## BEGIN

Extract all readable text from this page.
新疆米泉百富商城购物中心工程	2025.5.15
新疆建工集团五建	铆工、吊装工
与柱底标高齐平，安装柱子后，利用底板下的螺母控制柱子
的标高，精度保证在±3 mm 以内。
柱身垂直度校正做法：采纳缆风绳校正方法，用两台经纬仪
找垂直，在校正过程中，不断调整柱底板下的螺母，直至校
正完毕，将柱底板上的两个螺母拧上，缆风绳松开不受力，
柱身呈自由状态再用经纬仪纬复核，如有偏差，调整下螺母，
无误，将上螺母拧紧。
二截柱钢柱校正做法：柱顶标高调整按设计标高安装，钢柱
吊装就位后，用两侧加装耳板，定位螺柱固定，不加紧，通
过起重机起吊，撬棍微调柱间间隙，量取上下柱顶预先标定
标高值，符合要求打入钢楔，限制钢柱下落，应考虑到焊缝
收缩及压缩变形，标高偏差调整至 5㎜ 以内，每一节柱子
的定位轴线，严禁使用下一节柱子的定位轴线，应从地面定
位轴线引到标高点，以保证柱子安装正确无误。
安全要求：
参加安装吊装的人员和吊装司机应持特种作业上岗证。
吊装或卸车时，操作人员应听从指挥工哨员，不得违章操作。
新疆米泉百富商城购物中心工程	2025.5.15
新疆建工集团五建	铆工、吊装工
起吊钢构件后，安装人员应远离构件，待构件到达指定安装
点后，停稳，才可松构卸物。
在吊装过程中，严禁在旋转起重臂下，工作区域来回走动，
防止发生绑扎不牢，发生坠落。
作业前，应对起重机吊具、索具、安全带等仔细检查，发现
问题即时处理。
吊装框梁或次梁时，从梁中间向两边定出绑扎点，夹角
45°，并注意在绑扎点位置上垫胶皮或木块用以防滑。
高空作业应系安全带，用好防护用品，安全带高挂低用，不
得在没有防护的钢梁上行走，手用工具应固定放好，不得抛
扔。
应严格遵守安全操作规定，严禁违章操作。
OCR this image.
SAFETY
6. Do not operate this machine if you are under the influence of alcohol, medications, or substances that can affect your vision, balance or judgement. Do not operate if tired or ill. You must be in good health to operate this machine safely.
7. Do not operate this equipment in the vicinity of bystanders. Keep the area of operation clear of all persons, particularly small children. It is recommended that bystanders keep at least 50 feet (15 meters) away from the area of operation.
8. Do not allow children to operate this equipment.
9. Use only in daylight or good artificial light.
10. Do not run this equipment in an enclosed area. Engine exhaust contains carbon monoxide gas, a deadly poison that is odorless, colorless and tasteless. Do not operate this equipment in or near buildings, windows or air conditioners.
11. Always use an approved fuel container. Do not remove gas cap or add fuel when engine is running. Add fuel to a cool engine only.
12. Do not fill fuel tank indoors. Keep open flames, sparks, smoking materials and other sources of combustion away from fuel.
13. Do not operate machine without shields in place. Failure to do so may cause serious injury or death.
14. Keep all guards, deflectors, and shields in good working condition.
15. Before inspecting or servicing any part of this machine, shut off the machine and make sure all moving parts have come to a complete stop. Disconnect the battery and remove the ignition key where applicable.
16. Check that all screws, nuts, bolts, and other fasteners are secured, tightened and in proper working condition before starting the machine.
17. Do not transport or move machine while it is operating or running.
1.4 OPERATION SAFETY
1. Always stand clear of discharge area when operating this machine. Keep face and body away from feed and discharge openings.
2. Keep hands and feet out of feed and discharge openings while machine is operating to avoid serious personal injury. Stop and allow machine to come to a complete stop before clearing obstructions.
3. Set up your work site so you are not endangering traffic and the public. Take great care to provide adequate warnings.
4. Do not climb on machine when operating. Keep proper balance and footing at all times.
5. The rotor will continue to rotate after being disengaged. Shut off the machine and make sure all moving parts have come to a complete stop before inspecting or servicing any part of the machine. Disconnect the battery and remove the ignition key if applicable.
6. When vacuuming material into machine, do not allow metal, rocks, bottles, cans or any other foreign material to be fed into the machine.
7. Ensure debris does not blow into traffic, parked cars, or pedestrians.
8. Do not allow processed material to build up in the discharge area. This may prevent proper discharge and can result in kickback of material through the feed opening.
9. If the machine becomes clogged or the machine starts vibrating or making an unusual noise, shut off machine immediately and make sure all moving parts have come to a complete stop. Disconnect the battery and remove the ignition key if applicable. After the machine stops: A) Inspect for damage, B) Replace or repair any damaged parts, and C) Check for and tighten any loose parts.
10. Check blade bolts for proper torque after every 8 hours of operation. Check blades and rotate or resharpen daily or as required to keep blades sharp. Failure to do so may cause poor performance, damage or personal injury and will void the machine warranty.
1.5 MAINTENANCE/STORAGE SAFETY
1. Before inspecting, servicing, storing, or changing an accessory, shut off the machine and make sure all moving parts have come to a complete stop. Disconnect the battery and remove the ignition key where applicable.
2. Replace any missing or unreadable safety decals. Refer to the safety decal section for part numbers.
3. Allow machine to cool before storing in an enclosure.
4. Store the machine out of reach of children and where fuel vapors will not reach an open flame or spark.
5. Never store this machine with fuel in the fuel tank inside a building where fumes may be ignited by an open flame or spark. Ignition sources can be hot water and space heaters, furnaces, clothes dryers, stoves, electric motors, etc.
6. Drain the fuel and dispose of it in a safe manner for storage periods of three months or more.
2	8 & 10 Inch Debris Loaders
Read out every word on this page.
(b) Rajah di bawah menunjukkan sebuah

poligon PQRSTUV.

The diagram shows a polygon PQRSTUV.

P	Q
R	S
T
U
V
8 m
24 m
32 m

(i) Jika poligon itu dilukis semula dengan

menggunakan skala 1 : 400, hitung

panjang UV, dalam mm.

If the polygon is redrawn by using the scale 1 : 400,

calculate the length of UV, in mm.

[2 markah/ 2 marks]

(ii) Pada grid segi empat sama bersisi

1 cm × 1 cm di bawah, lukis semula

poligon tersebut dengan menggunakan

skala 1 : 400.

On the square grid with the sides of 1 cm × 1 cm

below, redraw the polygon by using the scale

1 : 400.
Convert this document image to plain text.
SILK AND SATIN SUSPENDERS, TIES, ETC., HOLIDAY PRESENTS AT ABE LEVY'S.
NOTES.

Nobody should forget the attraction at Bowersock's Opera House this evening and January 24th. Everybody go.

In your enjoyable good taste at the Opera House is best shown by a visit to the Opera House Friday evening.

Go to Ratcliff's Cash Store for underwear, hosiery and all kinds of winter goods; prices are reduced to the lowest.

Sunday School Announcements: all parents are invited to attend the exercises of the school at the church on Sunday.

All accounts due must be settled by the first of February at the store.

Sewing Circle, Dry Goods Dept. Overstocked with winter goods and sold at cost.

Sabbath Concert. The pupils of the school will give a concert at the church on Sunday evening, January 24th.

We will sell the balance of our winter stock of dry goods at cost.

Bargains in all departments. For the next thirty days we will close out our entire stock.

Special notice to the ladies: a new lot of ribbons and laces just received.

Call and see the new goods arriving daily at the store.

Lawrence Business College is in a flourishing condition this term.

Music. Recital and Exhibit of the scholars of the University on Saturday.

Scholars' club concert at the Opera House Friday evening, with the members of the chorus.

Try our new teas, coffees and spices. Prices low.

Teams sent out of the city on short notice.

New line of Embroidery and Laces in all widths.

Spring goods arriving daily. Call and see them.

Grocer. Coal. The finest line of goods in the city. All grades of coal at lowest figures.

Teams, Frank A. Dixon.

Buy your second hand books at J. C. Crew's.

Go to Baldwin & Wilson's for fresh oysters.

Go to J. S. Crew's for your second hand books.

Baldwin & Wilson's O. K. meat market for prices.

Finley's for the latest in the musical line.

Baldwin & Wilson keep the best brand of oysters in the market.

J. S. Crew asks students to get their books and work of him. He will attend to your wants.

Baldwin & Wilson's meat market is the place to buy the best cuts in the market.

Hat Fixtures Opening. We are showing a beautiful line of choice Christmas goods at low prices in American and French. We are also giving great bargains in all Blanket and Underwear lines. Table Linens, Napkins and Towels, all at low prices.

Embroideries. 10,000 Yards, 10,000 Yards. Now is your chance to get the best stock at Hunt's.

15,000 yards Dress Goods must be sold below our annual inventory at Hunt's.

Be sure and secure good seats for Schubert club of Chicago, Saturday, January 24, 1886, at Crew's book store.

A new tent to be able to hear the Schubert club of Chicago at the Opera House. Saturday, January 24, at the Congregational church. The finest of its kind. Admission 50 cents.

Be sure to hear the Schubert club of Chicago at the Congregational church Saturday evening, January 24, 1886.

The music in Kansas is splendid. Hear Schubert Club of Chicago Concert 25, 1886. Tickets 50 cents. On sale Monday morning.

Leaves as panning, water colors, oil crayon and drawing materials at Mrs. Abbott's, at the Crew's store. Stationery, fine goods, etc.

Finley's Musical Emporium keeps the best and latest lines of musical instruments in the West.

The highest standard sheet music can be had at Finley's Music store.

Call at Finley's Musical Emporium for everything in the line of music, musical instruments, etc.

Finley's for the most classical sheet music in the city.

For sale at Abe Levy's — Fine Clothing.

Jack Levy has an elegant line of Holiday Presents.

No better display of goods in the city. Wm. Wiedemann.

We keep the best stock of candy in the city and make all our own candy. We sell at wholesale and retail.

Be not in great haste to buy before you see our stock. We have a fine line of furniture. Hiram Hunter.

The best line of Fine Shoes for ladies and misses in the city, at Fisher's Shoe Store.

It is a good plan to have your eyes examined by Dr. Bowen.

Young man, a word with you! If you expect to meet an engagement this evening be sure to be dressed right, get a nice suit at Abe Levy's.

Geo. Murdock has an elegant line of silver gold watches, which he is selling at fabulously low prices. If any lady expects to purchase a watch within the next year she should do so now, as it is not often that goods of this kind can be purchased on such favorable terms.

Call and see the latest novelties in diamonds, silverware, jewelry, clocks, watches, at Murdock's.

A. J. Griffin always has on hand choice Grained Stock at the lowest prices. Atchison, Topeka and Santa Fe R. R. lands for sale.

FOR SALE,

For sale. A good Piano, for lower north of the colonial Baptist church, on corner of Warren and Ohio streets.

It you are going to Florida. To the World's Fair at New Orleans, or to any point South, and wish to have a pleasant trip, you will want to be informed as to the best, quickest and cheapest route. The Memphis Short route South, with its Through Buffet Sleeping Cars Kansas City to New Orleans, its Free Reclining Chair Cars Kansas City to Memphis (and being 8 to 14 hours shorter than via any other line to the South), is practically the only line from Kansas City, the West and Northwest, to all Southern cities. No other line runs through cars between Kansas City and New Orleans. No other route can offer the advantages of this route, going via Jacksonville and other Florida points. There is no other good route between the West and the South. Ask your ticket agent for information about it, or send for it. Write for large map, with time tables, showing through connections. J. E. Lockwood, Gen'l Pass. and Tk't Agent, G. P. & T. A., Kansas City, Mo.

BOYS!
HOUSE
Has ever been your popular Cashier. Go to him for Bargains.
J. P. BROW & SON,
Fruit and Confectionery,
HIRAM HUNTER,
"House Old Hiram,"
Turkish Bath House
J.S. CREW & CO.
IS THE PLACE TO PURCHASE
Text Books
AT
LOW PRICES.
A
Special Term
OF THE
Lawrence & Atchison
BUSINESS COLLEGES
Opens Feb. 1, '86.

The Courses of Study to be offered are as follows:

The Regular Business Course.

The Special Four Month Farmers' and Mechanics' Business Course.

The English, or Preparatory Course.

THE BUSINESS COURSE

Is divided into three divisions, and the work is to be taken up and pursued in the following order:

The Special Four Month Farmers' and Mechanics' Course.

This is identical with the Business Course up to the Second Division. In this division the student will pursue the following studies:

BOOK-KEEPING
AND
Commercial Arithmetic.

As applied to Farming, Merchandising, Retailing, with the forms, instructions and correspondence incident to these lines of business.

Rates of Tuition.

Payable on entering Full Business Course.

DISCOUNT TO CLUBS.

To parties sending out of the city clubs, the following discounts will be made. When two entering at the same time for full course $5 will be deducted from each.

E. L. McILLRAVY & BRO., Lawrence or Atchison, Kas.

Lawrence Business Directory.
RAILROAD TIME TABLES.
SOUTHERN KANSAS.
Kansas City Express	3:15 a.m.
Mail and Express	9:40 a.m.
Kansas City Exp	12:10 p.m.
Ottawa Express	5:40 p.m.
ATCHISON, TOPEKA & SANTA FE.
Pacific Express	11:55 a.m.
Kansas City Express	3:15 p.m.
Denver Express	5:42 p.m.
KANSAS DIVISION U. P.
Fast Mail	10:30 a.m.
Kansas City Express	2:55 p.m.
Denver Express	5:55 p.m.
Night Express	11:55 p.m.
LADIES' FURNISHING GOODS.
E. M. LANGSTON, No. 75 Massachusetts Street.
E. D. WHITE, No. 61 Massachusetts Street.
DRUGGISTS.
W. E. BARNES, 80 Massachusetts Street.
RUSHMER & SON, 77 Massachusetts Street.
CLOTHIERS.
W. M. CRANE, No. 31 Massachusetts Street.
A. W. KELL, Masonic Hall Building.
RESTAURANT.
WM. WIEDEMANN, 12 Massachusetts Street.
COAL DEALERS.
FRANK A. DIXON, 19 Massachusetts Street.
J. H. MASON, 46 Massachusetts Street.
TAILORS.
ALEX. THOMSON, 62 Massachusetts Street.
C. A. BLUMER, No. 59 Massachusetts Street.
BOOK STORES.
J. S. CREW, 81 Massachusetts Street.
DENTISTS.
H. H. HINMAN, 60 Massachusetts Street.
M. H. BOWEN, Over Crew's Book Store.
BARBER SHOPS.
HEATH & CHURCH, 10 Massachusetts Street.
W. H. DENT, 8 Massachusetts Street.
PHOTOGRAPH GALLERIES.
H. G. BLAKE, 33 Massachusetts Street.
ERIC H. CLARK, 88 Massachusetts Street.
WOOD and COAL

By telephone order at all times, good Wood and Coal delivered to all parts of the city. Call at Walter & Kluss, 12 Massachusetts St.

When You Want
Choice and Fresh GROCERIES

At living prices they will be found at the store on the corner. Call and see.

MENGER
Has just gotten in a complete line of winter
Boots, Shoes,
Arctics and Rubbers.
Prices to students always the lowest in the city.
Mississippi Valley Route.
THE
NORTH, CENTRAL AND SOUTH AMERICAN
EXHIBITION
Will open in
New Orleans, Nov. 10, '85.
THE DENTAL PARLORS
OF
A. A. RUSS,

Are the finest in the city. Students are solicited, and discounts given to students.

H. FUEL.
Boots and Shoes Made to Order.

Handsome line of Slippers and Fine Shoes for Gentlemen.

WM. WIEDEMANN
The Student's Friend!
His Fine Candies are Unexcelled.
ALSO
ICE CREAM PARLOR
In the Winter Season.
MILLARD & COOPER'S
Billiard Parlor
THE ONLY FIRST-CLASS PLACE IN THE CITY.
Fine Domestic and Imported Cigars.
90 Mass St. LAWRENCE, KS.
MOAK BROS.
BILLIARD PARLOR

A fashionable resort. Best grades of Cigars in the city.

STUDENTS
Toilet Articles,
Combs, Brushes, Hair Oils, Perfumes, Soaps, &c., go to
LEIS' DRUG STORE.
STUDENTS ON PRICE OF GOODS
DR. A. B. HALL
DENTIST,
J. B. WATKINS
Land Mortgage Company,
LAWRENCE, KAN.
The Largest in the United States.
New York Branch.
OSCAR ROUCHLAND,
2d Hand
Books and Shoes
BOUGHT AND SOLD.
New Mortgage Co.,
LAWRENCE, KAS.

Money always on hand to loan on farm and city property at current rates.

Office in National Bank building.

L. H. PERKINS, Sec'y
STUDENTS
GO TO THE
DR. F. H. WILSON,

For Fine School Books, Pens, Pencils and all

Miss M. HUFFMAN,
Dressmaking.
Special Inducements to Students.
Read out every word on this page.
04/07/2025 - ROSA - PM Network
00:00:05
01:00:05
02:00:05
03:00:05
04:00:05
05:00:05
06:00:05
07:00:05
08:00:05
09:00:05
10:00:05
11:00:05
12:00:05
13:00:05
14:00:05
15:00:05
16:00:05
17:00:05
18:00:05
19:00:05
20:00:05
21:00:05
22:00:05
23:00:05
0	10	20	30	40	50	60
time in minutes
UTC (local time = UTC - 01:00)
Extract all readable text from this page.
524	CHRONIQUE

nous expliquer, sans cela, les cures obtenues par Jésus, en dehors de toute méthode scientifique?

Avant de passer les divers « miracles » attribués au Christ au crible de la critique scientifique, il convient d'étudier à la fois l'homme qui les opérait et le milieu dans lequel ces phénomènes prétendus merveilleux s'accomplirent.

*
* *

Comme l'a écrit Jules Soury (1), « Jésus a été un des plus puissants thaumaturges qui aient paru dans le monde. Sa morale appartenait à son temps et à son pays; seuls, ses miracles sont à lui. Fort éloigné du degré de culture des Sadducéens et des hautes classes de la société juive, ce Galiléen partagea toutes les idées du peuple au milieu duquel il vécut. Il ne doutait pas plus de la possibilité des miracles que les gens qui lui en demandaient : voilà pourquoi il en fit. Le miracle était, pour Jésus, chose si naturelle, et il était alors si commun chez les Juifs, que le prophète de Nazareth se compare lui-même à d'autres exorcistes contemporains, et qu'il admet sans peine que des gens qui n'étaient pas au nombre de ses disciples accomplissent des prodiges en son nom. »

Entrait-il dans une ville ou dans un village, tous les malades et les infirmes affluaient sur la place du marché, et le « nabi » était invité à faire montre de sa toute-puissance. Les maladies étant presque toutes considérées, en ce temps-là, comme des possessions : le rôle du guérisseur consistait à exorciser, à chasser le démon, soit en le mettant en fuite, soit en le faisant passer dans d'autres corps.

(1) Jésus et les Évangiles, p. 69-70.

## END

*GOAL*
Find the word "scientifique" in the entries, and copy every line it shows up in.

*RESPONSE TO THIS TASK*
nous expliquer, sans cela, les cures obtenues par Jésus, en dehors de toute méthode scientifique?
Avant de passer les divers « miracles » attribués au Christ au crible de la critique scientifique, il convient d'étudier à la fois l'homme qui les opérait et le milieu dans lequel ces phénomènes prétendus merveilleux s'accomplirent.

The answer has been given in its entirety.